AIM:
Give the material again in full, matching it exactly.
▶
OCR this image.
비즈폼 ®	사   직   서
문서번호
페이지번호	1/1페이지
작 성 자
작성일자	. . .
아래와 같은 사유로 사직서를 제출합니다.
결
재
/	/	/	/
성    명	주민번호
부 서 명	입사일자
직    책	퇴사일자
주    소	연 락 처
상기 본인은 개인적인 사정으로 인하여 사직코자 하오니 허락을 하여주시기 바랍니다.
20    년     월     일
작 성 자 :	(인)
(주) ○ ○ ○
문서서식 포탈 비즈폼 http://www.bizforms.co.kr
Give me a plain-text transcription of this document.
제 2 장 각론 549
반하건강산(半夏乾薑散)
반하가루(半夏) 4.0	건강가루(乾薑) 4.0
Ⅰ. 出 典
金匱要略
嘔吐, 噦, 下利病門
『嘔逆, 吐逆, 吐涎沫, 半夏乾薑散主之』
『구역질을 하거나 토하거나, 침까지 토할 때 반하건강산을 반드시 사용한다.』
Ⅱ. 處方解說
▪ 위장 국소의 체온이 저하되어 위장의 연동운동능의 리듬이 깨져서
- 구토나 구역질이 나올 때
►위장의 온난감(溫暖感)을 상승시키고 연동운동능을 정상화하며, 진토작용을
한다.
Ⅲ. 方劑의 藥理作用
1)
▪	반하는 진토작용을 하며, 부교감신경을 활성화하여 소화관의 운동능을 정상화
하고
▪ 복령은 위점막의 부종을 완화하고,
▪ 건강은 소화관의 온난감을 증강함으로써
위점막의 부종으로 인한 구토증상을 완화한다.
◀
THE SOLUTION:
OCR this image.
비즈폼 ®	사   직   서
문서번호
페이지번호	1/1페이지
작 성 자
작성일자	. . .
아래와 같은 사유로 사직서를 제출합니다.
결
재
/	/	/	/
성    명	주민번호
부 서 명	입사일자
직    책	퇴사일자
주    소	연 락 처
상기 본인은 개인적인 사정으로 인하여 사직코자 하오니 허락을 하여주시기 바랍니다.
20    년     월     일
작 성 자 :	(인)
(주) ○ ○ ○
문서서식 포탈 비즈폼 http://www.bizforms.co.kr
Give me a plain-text transcription of this document.
제 2 장 각론 549
반하건강산(半夏乾薑散)
반하가루(半夏) 4.0	건강가루(乾薑) 4.0
Ⅰ. 出 典
金匱要略
嘔吐, 噦, 下利病門
『嘔逆, 吐逆, 吐涎沫, 半夏乾薑散主之』
『구역질을 하거나 토하거나, 침까지 토할 때 반하건강산을 반드시 사용한다.』
Ⅱ. 處方解說
▪ 위장 국소의 체온이 저하되어 위장의 연동운동능의 리듬이 깨져서
- 구토나 구역질이 나올 때
►위장의 온난감(溫暖感)을 상승시키고 연동운동능을 정상화하며, 진토작용을
한다.
Ⅲ. 方劑의 藥理作用
1)
▪	반하는 진토작용을 하며, 부교감신경을 활성화하여 소화관의 운동능을 정상화
하고
▪ 복령은 위점막의 부종을 완화하고,
▪ 건강은 소화관의 온난감을 증강함으로써
위점막의 부종으로 인한 구토증상을 완화한다.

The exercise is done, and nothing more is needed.